- Extracted information
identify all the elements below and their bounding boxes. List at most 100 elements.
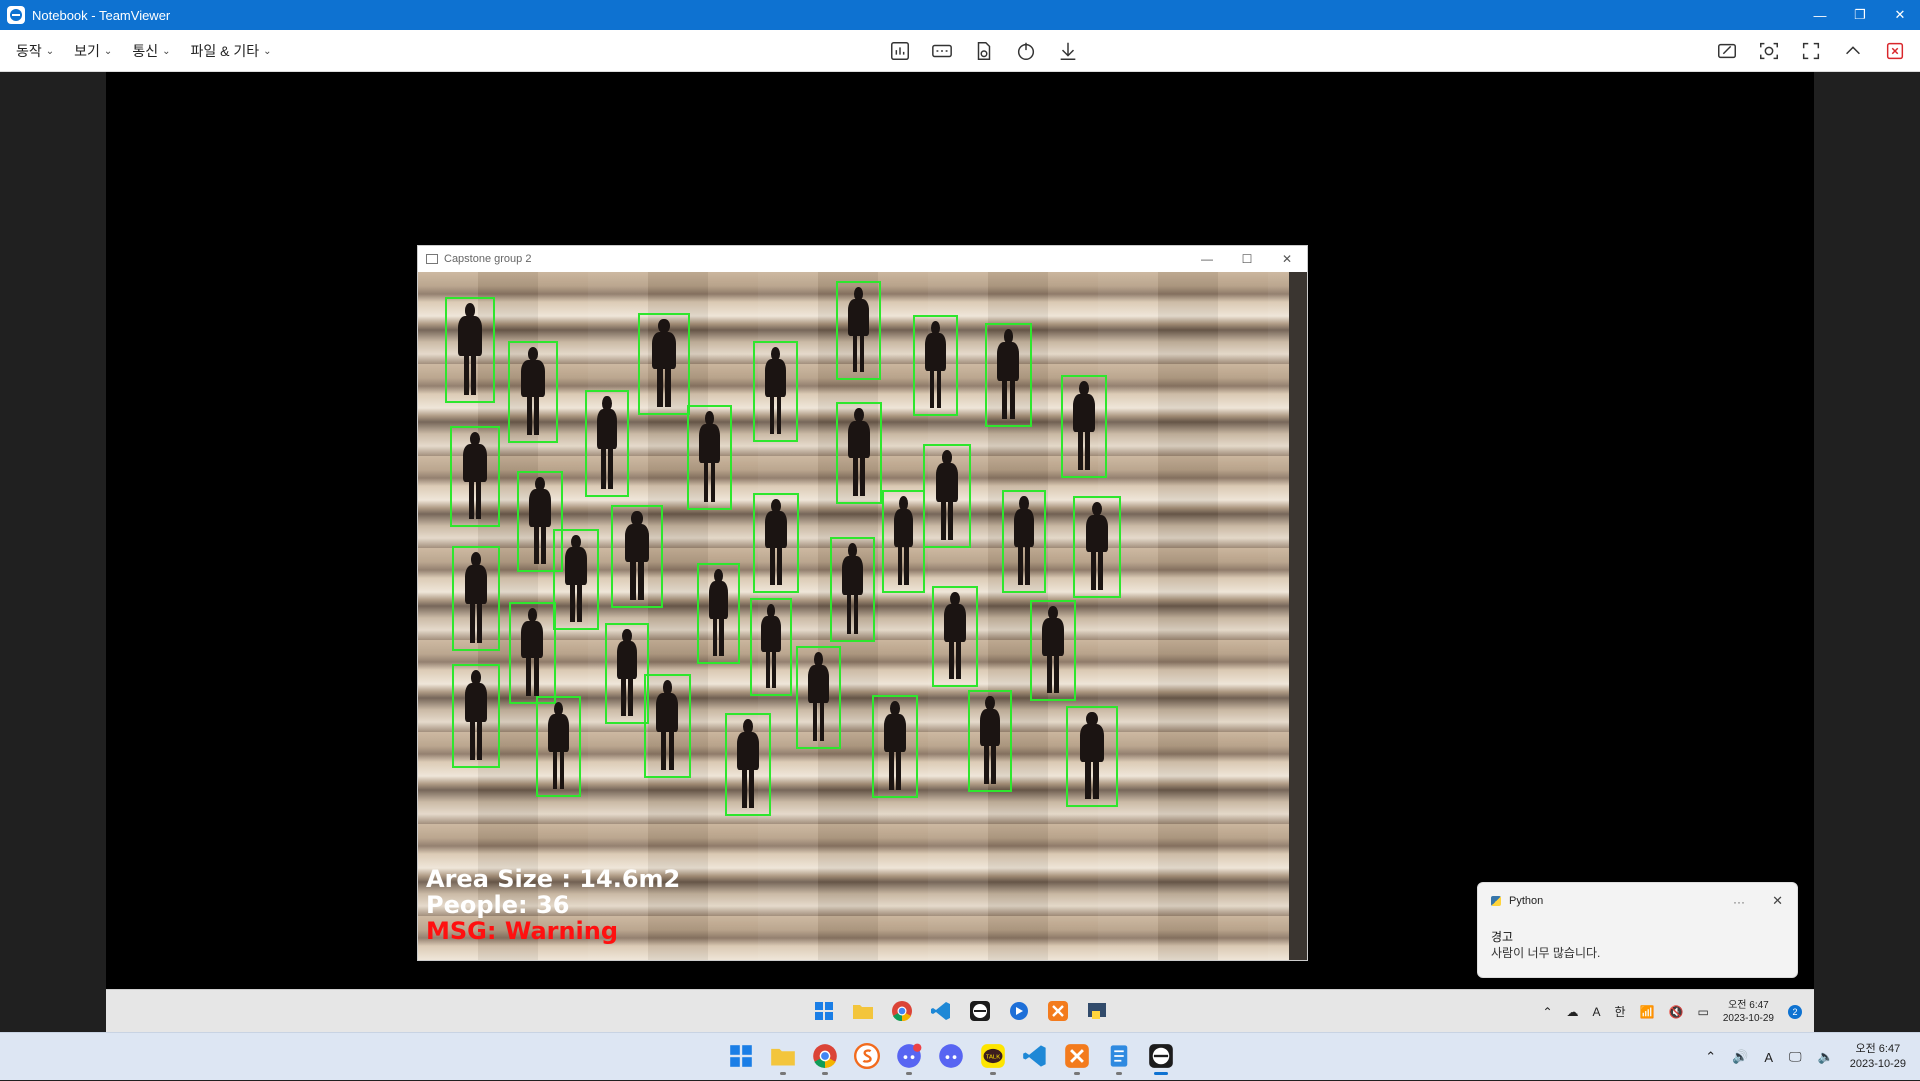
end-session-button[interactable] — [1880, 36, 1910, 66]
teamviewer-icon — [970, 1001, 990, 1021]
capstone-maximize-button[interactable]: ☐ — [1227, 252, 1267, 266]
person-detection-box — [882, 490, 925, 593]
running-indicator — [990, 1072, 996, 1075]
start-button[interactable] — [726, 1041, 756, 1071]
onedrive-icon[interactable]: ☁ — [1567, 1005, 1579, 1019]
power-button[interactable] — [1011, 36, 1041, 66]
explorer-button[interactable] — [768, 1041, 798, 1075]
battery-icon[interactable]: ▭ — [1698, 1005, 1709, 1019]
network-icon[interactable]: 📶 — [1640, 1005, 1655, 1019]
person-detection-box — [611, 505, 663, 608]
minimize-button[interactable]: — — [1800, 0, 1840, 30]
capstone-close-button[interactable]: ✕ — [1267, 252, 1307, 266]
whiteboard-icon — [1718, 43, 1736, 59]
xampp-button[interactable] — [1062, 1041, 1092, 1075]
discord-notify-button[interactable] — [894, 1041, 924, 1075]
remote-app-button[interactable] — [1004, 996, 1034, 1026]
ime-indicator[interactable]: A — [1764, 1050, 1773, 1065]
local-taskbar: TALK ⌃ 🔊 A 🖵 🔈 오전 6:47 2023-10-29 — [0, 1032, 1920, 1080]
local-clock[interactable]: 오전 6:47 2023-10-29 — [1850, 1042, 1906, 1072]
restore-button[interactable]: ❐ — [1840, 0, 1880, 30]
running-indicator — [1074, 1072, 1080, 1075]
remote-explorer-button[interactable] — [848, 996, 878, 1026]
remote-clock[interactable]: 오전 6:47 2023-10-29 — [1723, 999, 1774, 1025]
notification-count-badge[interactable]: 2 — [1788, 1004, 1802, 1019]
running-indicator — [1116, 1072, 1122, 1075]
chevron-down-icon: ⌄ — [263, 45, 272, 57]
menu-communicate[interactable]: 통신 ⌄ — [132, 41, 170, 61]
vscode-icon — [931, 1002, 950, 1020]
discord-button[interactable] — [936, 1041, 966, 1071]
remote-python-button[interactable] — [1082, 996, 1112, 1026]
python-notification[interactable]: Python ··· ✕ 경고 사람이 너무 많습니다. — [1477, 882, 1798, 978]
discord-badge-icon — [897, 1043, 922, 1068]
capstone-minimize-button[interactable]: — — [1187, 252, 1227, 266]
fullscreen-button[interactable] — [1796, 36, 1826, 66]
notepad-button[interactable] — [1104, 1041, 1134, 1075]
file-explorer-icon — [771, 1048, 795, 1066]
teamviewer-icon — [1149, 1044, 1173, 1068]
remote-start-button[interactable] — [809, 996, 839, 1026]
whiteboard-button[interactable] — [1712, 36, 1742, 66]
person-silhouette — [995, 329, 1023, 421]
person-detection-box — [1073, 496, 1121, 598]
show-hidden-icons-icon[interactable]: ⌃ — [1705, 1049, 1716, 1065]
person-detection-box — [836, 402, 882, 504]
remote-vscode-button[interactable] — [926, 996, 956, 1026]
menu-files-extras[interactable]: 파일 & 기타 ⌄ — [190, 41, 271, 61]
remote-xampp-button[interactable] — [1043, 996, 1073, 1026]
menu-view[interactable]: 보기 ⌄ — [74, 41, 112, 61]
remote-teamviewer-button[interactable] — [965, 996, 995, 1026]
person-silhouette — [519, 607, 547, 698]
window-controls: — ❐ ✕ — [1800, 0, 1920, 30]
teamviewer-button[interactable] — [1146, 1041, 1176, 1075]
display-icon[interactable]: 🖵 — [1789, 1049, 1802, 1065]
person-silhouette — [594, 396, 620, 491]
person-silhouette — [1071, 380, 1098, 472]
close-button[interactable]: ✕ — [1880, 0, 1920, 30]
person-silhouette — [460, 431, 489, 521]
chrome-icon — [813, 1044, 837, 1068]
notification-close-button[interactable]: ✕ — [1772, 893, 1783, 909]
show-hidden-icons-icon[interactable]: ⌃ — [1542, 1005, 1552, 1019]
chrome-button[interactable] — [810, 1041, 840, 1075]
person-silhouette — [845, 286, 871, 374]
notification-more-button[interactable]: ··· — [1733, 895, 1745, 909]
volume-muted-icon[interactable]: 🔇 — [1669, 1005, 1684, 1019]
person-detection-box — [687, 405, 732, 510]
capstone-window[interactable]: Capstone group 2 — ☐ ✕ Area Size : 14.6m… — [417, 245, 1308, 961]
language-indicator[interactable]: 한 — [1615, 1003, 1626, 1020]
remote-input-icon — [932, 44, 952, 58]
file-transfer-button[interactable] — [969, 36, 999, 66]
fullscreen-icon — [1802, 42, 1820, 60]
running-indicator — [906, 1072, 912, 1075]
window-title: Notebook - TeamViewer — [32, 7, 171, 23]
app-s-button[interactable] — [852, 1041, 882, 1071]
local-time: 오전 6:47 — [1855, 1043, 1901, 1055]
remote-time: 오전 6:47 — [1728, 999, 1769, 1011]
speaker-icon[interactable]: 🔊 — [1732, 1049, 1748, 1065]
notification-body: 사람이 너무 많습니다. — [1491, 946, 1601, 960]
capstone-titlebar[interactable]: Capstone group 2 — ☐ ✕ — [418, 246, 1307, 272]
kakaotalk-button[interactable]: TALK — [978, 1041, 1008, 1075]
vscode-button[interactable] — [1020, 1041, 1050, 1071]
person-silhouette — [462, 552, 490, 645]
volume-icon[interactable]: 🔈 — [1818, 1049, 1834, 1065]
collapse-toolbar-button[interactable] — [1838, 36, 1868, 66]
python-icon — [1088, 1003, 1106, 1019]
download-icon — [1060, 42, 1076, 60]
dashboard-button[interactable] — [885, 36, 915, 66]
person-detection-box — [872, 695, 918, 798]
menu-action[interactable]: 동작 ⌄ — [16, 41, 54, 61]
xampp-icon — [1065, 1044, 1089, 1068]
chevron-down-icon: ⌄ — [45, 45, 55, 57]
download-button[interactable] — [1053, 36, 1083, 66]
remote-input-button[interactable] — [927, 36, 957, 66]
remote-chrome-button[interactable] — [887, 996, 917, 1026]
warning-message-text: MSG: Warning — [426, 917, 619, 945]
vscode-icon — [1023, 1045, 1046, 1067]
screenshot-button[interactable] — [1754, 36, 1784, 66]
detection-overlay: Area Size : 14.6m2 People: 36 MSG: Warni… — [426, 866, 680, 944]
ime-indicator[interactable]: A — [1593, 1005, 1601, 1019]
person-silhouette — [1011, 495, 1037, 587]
==
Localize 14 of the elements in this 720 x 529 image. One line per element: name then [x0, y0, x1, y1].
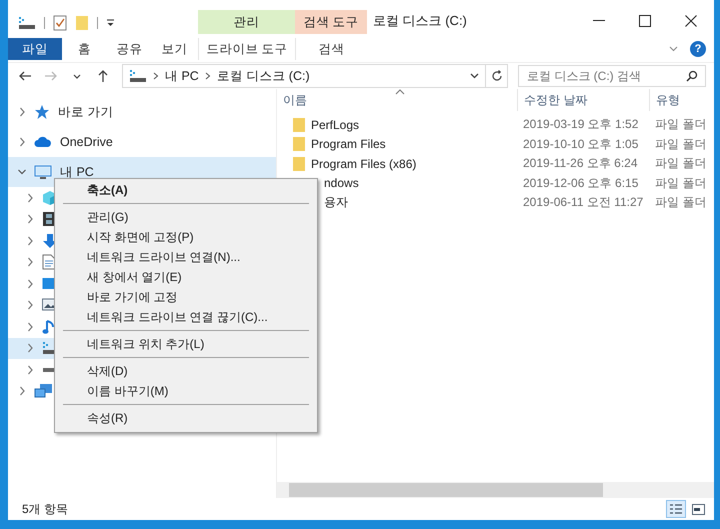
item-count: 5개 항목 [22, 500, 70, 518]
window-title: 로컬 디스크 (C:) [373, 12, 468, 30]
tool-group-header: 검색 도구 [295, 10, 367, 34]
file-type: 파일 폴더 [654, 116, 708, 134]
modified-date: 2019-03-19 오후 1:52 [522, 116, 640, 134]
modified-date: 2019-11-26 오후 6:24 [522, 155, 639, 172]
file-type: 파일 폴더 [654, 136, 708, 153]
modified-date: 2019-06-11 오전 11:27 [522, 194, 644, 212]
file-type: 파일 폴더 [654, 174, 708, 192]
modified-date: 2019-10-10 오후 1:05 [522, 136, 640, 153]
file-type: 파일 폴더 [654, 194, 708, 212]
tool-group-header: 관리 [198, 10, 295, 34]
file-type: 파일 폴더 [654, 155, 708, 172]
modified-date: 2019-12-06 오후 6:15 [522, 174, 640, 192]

- Aim
Convert the entries from the line with "item-count: 5개 항목 [22, 500, 70, 518]" to the line with "modified-date: 2019-12-06 오후", both included, into a Markdown table with the columns No. and Line, omitting any blank lines.

- Full solution
| No. | Line |
|---|---|
| 1 | item-count: 5개 항목 [22, 500, 70, 518] |
| 2 | window-title: 로컬 디스크 (C:) [373, 12, 468, 30] |
| 3 | tool-group-header: 검색 도구 [295, 10, 367, 34] |
| 4 | file-type: 파일 폴더 [654, 116, 708, 134] |
| 5 | modified-date: 2019-03-19 오후 1:52 [522, 116, 640, 134] |
| 6 | modified-date: 2019-11-26 오후 6:24 [522, 155, 639, 172] |
| 7 | file-type: 파일 폴더 [654, 136, 708, 153] |
| 8 | modified-date: 2019-06-11 오전 11:27 [522, 194, 644, 212] |
| 9 | file-type: 파일 폴더 [654, 174, 708, 192] |
| 10 | modified-date: 2019-10-10 오후 1:05 [522, 136, 640, 153] |
| 11 | file-type: 파일 폴더 [654, 194, 708, 212] |
| 12 | tool-group-header: 관리 [198, 10, 295, 34] |
| 13 | file-type: 파일 폴더 [654, 155, 708, 172] |
| 14 | modified-date: 2019-12-06 오후 6:15 [522, 174, 640, 192] |